== CHALLENGE ==
In the listing below, count the lines containing the string "title" and state only the number.

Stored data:
········

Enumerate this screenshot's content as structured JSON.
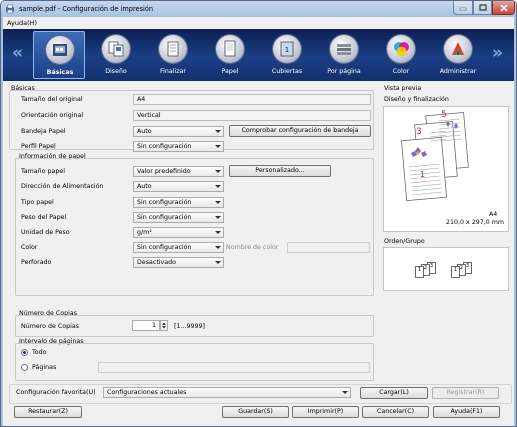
{
  "window": {
    "title": "sample.pdf - Configuración de impresión"
  },
  "menu": {
    "help": "Ayuda(H)"
  },
  "tabs": [
    {
      "id": "basicas",
      "label": "Básicas",
      "icon": "basic-settings-icon",
      "selected": true
    },
    {
      "id": "diseno",
      "label": "Diseño",
      "icon": "layout-icon",
      "selected": false
    },
    {
      "id": "finalizar",
      "label": "Finalizar",
      "icon": "finishing-icon",
      "selected": false
    },
    {
      "id": "papel",
      "label": "Papel",
      "icon": "paper-icon",
      "selected": false
    },
    {
      "id": "cubiertas",
      "label": "Cubiertas",
      "icon": "cover-icon",
      "selected": false
    },
    {
      "id": "por_pagina",
      "label": "Por página",
      "icon": "per-page-icon",
      "selected": false
    },
    {
      "id": "color",
      "label": "Color",
      "icon": "color-icon",
      "selected": false
    },
    {
      "id": "administrar",
      "label": "Administrar",
      "icon": "manage-icon",
      "selected": false
    }
  ],
  "basic": {
    "group_label": "Básicas",
    "original_size_label": "Tamaño del original",
    "original_size_value": "A4",
    "original_orientation_label": "Orientación original",
    "original_orientation_value": "Vertical",
    "paper_tray_label": "Bandeja Papel",
    "paper_tray_value": "Auto",
    "check_tray_button": "Comprobar configuración de bandeja",
    "paper_profile_label": "Perfil Papel",
    "paper_profile_value": "Sin configuración"
  },
  "paper_info": {
    "group_label": "Información de papel",
    "paper_size_label": "Tamaño papel",
    "paper_size_value": "Valor predefinido",
    "custom_button": "Personalizado...",
    "feed_direction_label": "Dirección de Alimentación",
    "feed_direction_value": "Auto",
    "paper_type_label": "Tipo papel",
    "paper_type_value": "Sin configuración",
    "paper_weight_label": "Peso del Papel",
    "paper_weight_value": "Sin configuración",
    "weight_unit_label": "Unidad de Peso",
    "weight_unit_value": "g/m²",
    "color_label": "Color",
    "color_value": "Sin configuración",
    "color_name_label": "Nombre de color",
    "color_name_value": "",
    "punched_label": "Perforado",
    "punched_value": "Desactivado"
  },
  "copies": {
    "group_label": "Número de Copias",
    "label": "Número de Copias",
    "value": "1",
    "range": "[1...9999]"
  },
  "page_range": {
    "group_label": "Intervalo de páginas",
    "all_label": "Todo",
    "pages_label": "Páginas",
    "pages_value": "",
    "selected": "all"
  },
  "preview": {
    "title": "Vista previa",
    "layout_label": "Diseño y finalización",
    "paper_size": "A4",
    "paper_dims": "210,0 x 297,0 mm",
    "page_numbers": [
      "5",
      "3",
      "1"
    ],
    "order_label": "Orden/Grupo",
    "order_left": [
      "1",
      "2",
      "3"
    ],
    "order_right": [
      "1",
      "2",
      "3"
    ]
  },
  "favorites": {
    "label": "Configuración favorita(U)",
    "value": "Configuraciones actuales",
    "load_button": "Cargar(L)",
    "register_button": "Registrar(R)"
  },
  "footer": {
    "restore": "Restaurar(Z)",
    "save": "Guardar(S)",
    "print": "Imprimir(P)",
    "cancel": "Cancelar(C)",
    "help": "Ayuda(F1)"
  },
  "colors": {
    "selected_tab": "#1a4188",
    "iconbar": "#12306c",
    "accent_red": "#d0202a"
  }
}
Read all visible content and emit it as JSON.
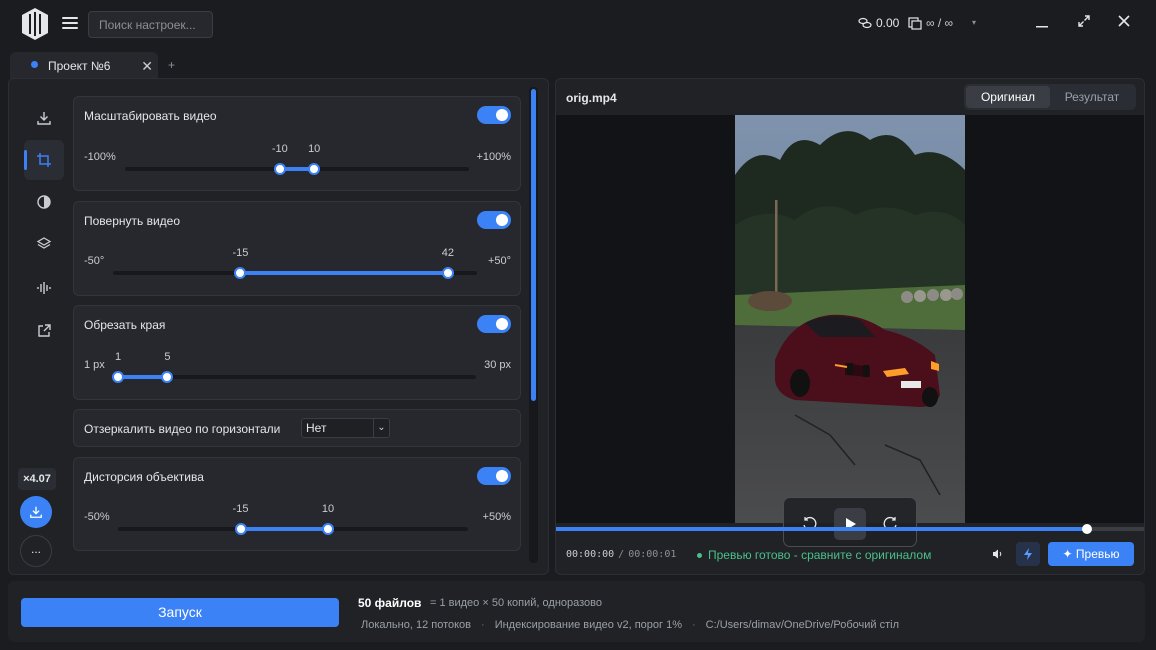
{
  "app": {
    "search_placeholder": "Поиск настроек...",
    "credits": "0.00",
    "limits": "∞ / ∞"
  },
  "tabs": [
    {
      "label": "Проект №6",
      "active": true
    }
  ],
  "tab_add": "+",
  "rail": {
    "items": [
      "download-icon",
      "crop-icon",
      "contrast-icon",
      "layers-icon",
      "audio-icon",
      "export-icon"
    ],
    "active": "crop-icon",
    "speed": "×4.07",
    "more": "..."
  },
  "settings": {
    "scale": {
      "title": "Масштабировать видео",
      "enabled": true,
      "min_label": "-100%",
      "max_label": "+100%",
      "min": -100,
      "max": 100,
      "low": -10,
      "high": 10,
      "low_label": "-10",
      "high_label": "10"
    },
    "rotate": {
      "title": "Повернуть видео",
      "enabled": true,
      "min_label": "-50°",
      "max_label": "+50°",
      "min": -50,
      "max": 50,
      "low": -15,
      "high": 42,
      "low_label": "-15",
      "high_label": "42"
    },
    "crop": {
      "title": "Обрезать края",
      "enabled": true,
      "min_label": "1 px",
      "max_label": "30 px",
      "min": 1,
      "max": 30,
      "low": 1,
      "high": 5,
      "low_label": "1",
      "high_label": "5"
    },
    "mirror": {
      "title": "Отзеркалить видео по горизонтали",
      "value": "Нет"
    },
    "distortion": {
      "title": "Дисторсия объектива",
      "enabled": true,
      "min_label": "-50%",
      "max_label": "+50%",
      "min": -50,
      "max": 50,
      "low": -15,
      "high": 10,
      "low_label": "-15",
      "high_label": "10"
    }
  },
  "preview": {
    "file_name": "orig.mp4",
    "view_tabs": [
      "Оригинал",
      "Результат"
    ],
    "active_view": "Оригинал",
    "progress": 0.9,
    "time_current": "00:00:00",
    "time_total": "00:00:01",
    "status": "Превью готово - сравните с оригиналом",
    "preview_button": "✦ Превью"
  },
  "bottom": {
    "run_label": "Запуск",
    "files": "50 файлов",
    "files_note": "= 1 видео × 50 копий, одноразово",
    "meta": [
      "Локально, 12 потоков",
      "Индексирование видео v2, порог 1%",
      "C:/Users/dimav/OneDrive/Робочий стіл"
    ]
  },
  "colors": {
    "accent": "#3b82f6",
    "status_ok": "#4ac08a",
    "bg": "#1a1c20",
    "panel": "#202226"
  }
}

········

== THE ANSWER ==
7